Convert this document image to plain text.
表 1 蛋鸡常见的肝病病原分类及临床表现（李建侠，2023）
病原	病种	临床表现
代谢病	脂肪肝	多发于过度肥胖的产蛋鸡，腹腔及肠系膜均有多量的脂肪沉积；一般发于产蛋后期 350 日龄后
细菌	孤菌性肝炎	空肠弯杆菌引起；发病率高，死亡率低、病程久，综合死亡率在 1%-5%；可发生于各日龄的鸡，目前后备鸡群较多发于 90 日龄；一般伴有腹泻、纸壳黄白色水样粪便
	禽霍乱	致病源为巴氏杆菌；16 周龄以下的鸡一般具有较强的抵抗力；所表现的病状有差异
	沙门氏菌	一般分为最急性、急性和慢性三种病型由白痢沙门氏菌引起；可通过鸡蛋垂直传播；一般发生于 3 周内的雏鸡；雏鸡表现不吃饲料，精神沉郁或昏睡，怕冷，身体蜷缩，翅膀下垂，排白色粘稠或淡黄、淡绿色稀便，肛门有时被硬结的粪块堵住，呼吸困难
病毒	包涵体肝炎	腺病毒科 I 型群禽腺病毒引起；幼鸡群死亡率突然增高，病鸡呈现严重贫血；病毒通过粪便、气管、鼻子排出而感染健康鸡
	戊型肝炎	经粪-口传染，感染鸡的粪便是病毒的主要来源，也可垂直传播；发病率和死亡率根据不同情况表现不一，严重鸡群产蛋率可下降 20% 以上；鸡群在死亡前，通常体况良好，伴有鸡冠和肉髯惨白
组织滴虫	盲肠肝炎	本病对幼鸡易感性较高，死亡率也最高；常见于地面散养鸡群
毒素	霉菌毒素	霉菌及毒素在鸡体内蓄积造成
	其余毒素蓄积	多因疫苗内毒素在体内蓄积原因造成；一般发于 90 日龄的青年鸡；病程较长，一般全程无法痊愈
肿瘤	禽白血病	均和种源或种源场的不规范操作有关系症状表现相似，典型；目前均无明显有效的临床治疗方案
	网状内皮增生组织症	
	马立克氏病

§ §

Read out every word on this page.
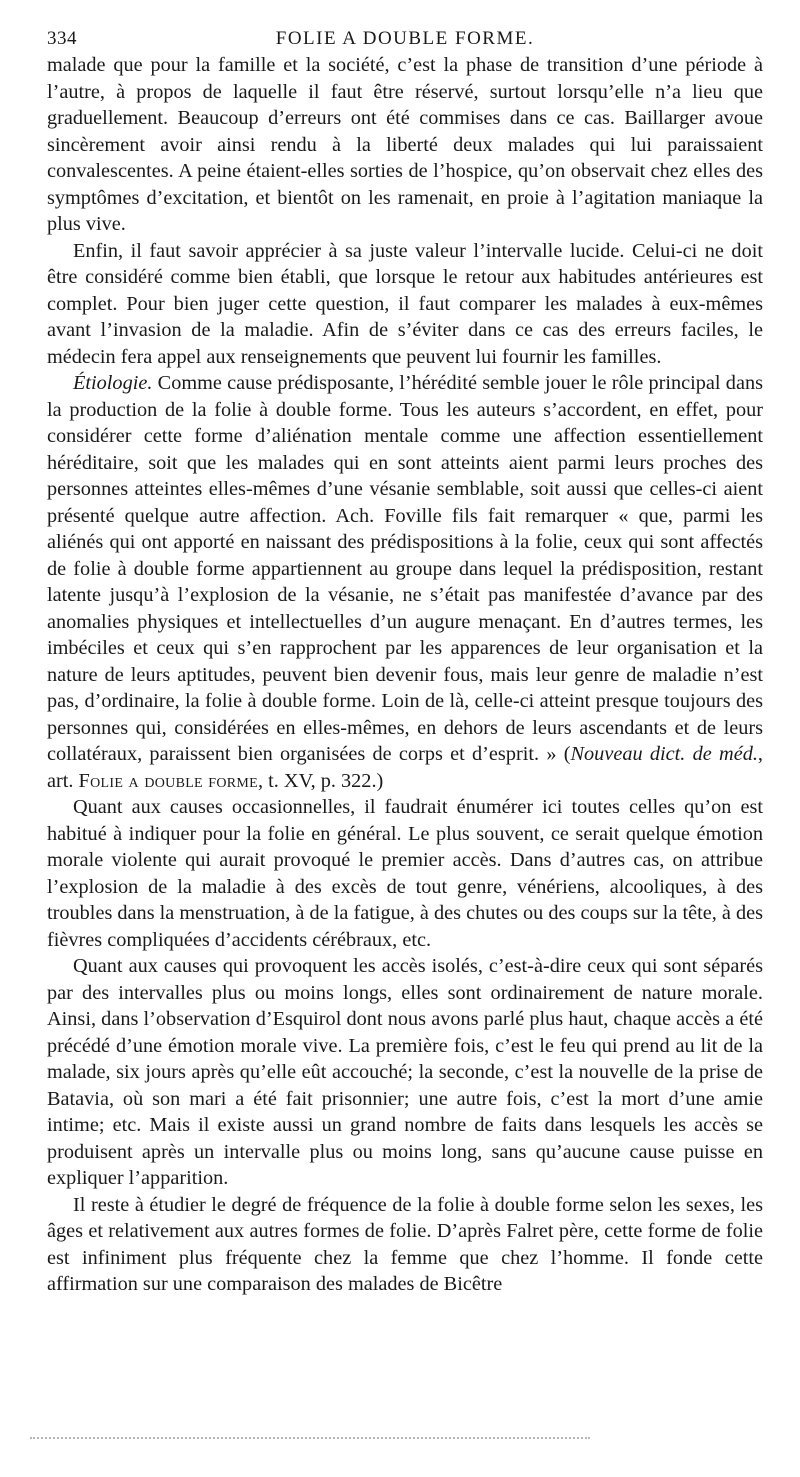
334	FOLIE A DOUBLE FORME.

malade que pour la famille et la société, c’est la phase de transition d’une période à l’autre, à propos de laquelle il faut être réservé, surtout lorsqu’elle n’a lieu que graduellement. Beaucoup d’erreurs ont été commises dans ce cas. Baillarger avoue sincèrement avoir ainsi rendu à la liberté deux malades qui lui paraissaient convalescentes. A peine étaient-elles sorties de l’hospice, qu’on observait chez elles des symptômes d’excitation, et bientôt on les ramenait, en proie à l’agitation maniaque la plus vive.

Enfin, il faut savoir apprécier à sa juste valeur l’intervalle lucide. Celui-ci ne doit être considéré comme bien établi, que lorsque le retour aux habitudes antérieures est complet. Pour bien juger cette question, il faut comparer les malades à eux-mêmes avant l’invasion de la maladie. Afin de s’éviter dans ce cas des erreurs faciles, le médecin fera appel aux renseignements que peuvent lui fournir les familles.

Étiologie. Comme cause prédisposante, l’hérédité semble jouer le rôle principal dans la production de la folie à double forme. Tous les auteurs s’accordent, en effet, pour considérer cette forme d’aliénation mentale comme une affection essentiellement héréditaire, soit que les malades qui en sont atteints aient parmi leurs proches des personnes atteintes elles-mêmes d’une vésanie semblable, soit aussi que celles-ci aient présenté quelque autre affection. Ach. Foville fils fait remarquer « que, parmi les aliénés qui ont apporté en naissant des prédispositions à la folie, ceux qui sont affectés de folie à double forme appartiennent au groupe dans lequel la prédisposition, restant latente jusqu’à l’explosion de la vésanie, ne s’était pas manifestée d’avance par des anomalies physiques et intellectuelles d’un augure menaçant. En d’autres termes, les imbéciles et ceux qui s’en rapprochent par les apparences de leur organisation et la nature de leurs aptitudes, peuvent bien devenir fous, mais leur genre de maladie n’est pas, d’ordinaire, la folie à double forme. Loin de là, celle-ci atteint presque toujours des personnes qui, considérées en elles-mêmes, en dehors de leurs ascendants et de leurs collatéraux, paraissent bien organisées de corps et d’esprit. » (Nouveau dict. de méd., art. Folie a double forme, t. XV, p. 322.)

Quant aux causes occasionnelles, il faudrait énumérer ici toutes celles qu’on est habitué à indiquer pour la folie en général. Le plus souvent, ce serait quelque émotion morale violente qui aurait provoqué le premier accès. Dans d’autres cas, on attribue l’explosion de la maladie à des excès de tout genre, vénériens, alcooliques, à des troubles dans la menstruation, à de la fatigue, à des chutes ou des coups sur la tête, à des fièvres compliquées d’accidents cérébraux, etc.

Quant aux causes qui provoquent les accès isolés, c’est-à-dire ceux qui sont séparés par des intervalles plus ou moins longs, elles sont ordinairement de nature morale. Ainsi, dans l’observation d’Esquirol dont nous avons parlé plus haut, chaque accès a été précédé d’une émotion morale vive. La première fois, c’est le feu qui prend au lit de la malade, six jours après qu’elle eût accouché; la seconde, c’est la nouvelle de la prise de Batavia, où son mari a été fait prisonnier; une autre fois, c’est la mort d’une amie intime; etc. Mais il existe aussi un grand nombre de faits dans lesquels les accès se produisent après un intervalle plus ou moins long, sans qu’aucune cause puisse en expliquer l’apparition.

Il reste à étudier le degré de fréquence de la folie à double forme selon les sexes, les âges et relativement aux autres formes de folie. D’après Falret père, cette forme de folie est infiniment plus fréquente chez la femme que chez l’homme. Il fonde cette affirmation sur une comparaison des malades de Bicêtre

§ §

Copy and report every line where the word "vive" is present.

RESULT OF THE EXERCISE
malade que pour la famille et la société, c’est la phase de transition d’une période à l’autre, à propos de laquelle il faut être réservé, surtout lorsqu’elle n’a lieu que graduellement. Beaucoup d’erreurs ont été commises dans ce cas. Baillarger avoue sincèrement avoir ainsi rendu à la liberté deux malades qui lui paraissaient convalescentes. A peine étaient-elles sorties de l’hospice, qu’on observait chez elles des symptômes d’excitation, et bientôt on les ramenait, en proie à l’agitation maniaque la plus vive.
Quant aux causes qui provoquent les accès isolés, c’est-à-dire ceux qui sont séparés par des intervalles plus ou moins longs, elles sont ordinairement de nature morale. Ainsi, dans l’observation d’Esquirol dont nous avons parlé plus haut, chaque accès a été précédé d’une émotion morale vive. La première fois, c’est le feu qui prend au lit de la malade, six jours après qu’elle eût accouché; la seconde, c’est la nouvelle de la prise de Batavia, où son mari a été fait prisonnier; une autre fois, c’est la mort d’une amie intime; etc. Mais il existe aussi un grand nombre de faits dans lesquels les accès se produisent après un intervalle plus ou moins long, sans qu’aucune cause puisse en expliquer l’apparition.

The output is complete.